(Records from a collection of figures)
※

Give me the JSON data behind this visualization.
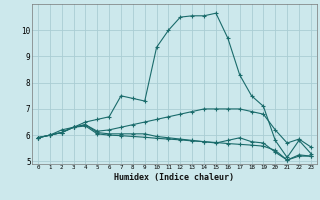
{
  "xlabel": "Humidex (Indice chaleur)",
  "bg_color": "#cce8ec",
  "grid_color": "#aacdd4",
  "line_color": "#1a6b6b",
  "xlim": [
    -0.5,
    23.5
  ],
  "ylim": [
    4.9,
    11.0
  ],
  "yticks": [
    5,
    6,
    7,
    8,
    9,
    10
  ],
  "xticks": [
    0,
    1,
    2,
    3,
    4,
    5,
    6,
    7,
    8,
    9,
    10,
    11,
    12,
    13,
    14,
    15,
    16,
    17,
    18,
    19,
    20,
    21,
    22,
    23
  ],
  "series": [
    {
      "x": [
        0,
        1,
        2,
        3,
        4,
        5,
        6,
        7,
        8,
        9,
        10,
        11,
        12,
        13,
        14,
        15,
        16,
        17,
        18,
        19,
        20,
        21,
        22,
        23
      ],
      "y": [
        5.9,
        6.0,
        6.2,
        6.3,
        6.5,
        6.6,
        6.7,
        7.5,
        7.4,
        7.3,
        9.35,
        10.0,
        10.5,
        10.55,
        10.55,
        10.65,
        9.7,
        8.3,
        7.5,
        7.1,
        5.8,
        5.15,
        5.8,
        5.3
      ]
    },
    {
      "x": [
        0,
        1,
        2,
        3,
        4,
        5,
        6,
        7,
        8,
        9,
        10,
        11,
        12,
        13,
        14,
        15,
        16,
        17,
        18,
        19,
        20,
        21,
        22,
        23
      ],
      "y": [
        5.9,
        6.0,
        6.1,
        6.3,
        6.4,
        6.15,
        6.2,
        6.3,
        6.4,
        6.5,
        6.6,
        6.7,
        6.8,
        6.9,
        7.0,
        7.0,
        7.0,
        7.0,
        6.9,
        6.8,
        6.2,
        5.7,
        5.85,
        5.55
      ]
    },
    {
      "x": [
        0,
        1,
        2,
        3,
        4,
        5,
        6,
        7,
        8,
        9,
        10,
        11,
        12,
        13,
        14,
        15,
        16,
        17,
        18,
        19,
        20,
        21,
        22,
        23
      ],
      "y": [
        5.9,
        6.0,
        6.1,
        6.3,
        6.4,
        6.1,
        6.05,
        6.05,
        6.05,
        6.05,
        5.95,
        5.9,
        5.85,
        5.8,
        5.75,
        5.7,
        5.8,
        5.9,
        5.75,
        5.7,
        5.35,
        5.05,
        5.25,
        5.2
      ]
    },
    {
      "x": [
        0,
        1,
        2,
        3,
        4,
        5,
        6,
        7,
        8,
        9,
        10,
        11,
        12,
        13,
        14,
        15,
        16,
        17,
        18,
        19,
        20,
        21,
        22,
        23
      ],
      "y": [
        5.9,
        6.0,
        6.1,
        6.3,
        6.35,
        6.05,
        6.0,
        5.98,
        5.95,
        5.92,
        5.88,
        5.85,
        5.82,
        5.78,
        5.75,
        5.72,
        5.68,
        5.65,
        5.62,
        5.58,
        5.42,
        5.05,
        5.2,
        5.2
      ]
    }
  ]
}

※

> _WHAT YOU WILL DO_
Print all the records again exactly; do not include any picture.

> _EXERCISE RESPONSE_
Give me the JSON data behind this visualization.
{
  "xlabel": "Humidex (Indice chaleur)",
  "bg_color": "#cce8ec",
  "grid_color": "#aacdd4",
  "line_color": "#1a6b6b",
  "xlim": [
    -0.5,
    23.5
  ],
  "ylim": [
    4.9,
    11.0
  ],
  "yticks": [
    5,
    6,
    7,
    8,
    9,
    10
  ],
  "xticks": [
    0,
    1,
    2,
    3,
    4,
    5,
    6,
    7,
    8,
    9,
    10,
    11,
    12,
    13,
    14,
    15,
    16,
    17,
    18,
    19,
    20,
    21,
    22,
    23
  ],
  "series": [
    {
      "x": [
        0,
        1,
        2,
        3,
        4,
        5,
        6,
        7,
        8,
        9,
        10,
        11,
        12,
        13,
        14,
        15,
        16,
        17,
        18,
        19,
        20,
        21,
        22,
        23
      ],
      "y": [
        5.9,
        6.0,
        6.2,
        6.3,
        6.5,
        6.6,
        6.7,
        7.5,
        7.4,
        7.3,
        9.35,
        10.0,
        10.5,
        10.55,
        10.55,
        10.65,
        9.7,
        8.3,
        7.5,
        7.1,
        5.8,
        5.15,
        5.8,
        5.3
      ]
    },
    {
      "x": [
        0,
        1,
        2,
        3,
        4,
        5,
        6,
        7,
        8,
        9,
        10,
        11,
        12,
        13,
        14,
        15,
        16,
        17,
        18,
        19,
        20,
        21,
        22,
        23
      ],
      "y": [
        5.9,
        6.0,
        6.1,
        6.3,
        6.4,
        6.15,
        6.2,
        6.3,
        6.4,
        6.5,
        6.6,
        6.7,
        6.8,
        6.9,
        7.0,
        7.0,
        7.0,
        7.0,
        6.9,
        6.8,
        6.2,
        5.7,
        5.85,
        5.55
      ]
    },
    {
      "x": [
        0,
        1,
        2,
        3,
        4,
        5,
        6,
        7,
        8,
        9,
        10,
        11,
        12,
        13,
        14,
        15,
        16,
        17,
        18,
        19,
        20,
        21,
        22,
        23
      ],
      "y": [
        5.9,
        6.0,
        6.1,
        6.3,
        6.4,
        6.1,
        6.05,
        6.05,
        6.05,
        6.05,
        5.95,
        5.9,
        5.85,
        5.8,
        5.75,
        5.7,
        5.8,
        5.9,
        5.75,
        5.7,
        5.35,
        5.05,
        5.25,
        5.2
      ]
    },
    {
      "x": [
        0,
        1,
        2,
        3,
        4,
        5,
        6,
        7,
        8,
        9,
        10,
        11,
        12,
        13,
        14,
        15,
        16,
        17,
        18,
        19,
        20,
        21,
        22,
        23
      ],
      "y": [
        5.9,
        6.0,
        6.1,
        6.3,
        6.35,
        6.05,
        6.0,
        5.98,
        5.95,
        5.92,
        5.88,
        5.85,
        5.82,
        5.78,
        5.75,
        5.72,
        5.68,
        5.65,
        5.62,
        5.58,
        5.42,
        5.05,
        5.2,
        5.2
      ]
    }
  ]
}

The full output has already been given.